_THE TASK_:
Look at the entries below and reproduce them exactly.

_DATA SUPPLIED_:

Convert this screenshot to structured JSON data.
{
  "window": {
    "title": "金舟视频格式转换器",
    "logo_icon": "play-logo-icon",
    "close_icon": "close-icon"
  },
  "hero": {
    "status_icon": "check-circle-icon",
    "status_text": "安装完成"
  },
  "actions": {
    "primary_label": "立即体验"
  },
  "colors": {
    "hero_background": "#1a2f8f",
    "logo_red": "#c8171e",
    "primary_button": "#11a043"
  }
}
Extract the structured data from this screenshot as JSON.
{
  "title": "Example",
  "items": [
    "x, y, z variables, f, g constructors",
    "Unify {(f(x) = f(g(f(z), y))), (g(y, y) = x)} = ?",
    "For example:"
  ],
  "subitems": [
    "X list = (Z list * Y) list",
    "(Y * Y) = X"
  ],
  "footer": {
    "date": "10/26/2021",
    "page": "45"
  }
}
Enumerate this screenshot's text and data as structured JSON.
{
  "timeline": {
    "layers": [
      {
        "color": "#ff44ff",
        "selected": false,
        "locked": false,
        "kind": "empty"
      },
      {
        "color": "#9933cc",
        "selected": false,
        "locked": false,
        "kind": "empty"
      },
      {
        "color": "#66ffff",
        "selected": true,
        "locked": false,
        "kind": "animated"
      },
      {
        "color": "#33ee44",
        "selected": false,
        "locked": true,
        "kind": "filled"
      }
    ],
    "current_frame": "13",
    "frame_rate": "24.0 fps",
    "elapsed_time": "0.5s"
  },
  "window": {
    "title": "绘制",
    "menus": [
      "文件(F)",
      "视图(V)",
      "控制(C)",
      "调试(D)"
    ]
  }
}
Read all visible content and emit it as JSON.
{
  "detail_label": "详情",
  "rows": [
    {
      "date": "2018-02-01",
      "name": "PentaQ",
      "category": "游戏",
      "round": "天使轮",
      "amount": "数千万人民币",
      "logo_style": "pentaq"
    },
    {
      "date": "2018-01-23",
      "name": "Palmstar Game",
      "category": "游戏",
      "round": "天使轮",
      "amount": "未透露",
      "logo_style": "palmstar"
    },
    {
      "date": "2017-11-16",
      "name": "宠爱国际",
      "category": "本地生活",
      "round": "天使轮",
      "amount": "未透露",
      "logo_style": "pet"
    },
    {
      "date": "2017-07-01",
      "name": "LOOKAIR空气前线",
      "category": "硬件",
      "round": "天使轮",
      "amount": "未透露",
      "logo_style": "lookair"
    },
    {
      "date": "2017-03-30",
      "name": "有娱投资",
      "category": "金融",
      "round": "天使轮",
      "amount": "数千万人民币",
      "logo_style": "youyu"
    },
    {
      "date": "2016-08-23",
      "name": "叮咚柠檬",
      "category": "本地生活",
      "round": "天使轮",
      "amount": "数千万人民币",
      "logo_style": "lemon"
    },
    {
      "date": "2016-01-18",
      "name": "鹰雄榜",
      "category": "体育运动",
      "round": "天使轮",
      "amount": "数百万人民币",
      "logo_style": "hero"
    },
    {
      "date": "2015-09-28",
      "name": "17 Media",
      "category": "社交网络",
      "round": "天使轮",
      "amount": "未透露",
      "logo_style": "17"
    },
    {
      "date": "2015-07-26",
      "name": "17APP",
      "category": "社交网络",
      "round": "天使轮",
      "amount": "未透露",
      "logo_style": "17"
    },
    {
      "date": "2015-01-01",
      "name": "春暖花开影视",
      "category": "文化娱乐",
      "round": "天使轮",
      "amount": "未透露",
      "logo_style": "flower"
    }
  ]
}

_RESPONSE TO THIS TASK_:
Convert this screenshot to structured JSON data.
{
  "window": {
    "title": "金舟视频格式转换器",
    "logo_icon": "play-logo-icon",
    "close_icon": "close-icon"
  },
  "hero": {
    "status_icon": "check-circle-icon",
    "status_text": "安装完成"
  },
  "actions": {
    "primary_label": "立即体验"
  },
  "colors": {
    "hero_background": "#1a2f8f",
    "logo_red": "#c8171e",
    "primary_button": "#11a043"
  }
}
Extract the structured data from this screenshot as JSON.
{
  "title": "Example",
  "items": [
    "x, y, z variables, f, g constructors",
    "Unify {(f(x) = f(g(f(z), y))), (g(y, y) = x)} = ?",
    "For example:"
  ],
  "subitems": [
    "X list = (Z list * Y) list",
    "(Y * Y) = X"
  ],
  "footer": {
    "date": "10/26/2021",
    "page": "45"
  }
}
Enumerate this screenshot's text and data as structured JSON.
{
  "timeline": {
    "layers": [
      {
        "color": "#ff44ff",
        "selected": false,
        "locked": false,
        "kind": "empty"
      },
      {
        "color": "#9933cc",
        "selected": false,
        "locked": false,
        "kind": "empty"
      },
      {
        "color": "#66ffff",
        "selected": true,
        "locked": false,
        "kind": "animated"
      },
      {
        "color": "#33ee44",
        "selected": false,
        "locked": true,
        "kind": "filled"
      }
    ],
    "current_frame": "13",
    "frame_rate": "24.0 fps",
    "elapsed_time": "0.5s"
  },
  "window": {
    "title": "绘制",
    "menus": [
      "文件(F)",
      "视图(V)",
      "控制(C)",
      "调试(D)"
    ]
  }
}
Read all visible content and emit it as JSON.
{
  "detail_label": "详情",
  "rows": [
    {
      "date": "2018-02-01",
      "name": "PentaQ",
      "category": "游戏",
      "round": "天使轮",
      "amount": "数千万人民币",
      "logo_style": "pentaq"
    },
    {
      "date": "2018-01-23",
      "name": "Palmstar Game",
      "category": "游戏",
      "round": "天使轮",
      "amount": "未透露",
      "logo_style": "palmstar"
    },
    {
      "date": "2017-11-16",
      "name": "宠爱国际",
      "category": "本地生活",
      "round": "天使轮",
      "amount": "未透露",
      "logo_style": "pet"
    },
    {
      "date": "2017-07-01",
      "name": "LOOKAIR空气前线",
      "category": "硬件",
      "round": "天使轮",
      "amount": "未透露",
      "logo_style": "lookair"
    },
    {
      "date": "2017-03-30",
      "name": "有娱投资",
      "category": "金融",
      "round": "天使轮",
      "amount": "数千万人民币",
      "logo_style": "youyu"
    },
    {
      "date": "2016-08-23",
      "name": "叮咚柠檬",
      "category": "本地生活",
      "round": "天使轮",
      "amount": "数千万人民币",
      "logo_style": "lemon"
    },
    {
      "date": "2016-01-18",
      "name": "鹰雄榜",
      "category": "体育运动",
      "round": "天使轮",
      "amount": "数百万人民币",
      "logo_style": "hero"
    },
    {
      "date": "2015-09-28",
      "name": "17 Media",
      "category": "社交网络",
      "round": "天使轮",
      "amount": "未透露",
      "logo_style": "17"
    },
    {
      "date": "2015-07-26",
      "name": "17APP",
      "category": "社交网络",
      "round": "天使轮",
      "amount": "未透露",
      "logo_style": "17"
    },
    {
      "date": "2015-01-01",
      "name": "春暖花开影视",
      "category": "文化娱乐",
      "round": "天使轮",
      "amount": "未透露",
      "logo_style": "flower"
    }
  ]
}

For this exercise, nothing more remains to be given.